Collect the lines of the entries where "What" shows up.

/---

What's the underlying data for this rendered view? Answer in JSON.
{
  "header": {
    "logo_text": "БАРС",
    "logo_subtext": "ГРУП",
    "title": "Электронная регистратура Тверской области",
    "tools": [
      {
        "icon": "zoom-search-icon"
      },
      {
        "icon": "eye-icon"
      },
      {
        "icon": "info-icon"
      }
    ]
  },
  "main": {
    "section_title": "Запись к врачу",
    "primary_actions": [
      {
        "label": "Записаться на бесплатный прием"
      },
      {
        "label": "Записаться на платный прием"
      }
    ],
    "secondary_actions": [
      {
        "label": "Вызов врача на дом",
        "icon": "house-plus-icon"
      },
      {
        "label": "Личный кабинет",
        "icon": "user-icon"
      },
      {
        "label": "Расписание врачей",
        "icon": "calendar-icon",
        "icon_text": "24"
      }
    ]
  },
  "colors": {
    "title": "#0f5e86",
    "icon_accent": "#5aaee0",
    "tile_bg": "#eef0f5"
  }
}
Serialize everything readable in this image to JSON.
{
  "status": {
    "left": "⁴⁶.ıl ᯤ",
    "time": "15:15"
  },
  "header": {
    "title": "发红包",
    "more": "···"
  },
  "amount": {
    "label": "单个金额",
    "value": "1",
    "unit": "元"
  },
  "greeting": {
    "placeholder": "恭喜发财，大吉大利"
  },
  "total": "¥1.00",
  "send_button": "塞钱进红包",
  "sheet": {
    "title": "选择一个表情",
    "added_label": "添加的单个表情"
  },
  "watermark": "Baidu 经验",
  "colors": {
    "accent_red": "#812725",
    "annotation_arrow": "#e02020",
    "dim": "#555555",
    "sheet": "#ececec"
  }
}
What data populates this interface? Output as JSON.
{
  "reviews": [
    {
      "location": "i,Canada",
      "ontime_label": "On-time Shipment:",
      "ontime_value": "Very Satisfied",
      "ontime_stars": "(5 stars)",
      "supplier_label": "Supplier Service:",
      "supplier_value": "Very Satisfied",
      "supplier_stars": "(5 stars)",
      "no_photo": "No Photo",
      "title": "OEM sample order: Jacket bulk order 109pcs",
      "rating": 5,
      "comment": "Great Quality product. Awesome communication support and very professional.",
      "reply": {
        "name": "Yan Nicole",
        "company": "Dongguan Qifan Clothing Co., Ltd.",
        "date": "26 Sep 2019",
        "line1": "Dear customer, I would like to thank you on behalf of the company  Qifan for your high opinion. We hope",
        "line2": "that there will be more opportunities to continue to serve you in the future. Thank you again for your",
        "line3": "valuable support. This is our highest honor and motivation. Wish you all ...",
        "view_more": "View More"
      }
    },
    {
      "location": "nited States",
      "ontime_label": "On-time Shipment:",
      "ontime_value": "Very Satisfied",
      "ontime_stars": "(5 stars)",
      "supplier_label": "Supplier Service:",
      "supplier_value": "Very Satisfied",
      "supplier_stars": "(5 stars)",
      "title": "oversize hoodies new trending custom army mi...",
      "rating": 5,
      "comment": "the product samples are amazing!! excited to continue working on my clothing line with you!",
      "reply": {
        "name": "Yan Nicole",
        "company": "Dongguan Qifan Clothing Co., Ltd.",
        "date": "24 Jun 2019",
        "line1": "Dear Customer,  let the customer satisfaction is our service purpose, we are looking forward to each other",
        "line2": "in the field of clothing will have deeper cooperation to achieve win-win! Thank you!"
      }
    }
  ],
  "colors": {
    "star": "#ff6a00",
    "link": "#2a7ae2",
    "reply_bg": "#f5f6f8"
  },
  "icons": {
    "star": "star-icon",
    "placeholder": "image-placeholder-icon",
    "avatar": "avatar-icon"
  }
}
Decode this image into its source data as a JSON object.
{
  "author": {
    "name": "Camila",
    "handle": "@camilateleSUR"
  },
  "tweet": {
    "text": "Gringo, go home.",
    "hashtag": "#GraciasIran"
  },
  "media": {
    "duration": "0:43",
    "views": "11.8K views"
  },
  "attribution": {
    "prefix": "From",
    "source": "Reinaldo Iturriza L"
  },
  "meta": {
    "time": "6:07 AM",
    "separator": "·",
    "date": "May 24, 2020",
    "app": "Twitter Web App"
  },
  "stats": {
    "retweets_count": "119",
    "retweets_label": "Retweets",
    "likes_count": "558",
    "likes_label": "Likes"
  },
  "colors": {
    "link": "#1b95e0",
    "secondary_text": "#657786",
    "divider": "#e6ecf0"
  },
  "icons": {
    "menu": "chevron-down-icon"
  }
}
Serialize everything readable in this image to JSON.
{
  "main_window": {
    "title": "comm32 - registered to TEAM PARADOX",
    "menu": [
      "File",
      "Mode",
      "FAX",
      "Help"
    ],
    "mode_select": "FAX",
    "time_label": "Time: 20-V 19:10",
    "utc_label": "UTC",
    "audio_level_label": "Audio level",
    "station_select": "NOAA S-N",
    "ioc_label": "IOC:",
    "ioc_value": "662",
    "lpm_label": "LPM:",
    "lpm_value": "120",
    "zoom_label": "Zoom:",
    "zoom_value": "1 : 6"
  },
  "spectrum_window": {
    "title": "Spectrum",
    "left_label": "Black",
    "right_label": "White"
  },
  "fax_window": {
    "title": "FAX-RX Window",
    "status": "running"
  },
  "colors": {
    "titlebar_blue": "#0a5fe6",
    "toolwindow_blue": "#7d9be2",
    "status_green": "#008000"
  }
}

\---

EXPECTED OUTPUT:
What's the underlying data for this rendered view? Answer in JSON.
What data populates this interface? Output as JSON.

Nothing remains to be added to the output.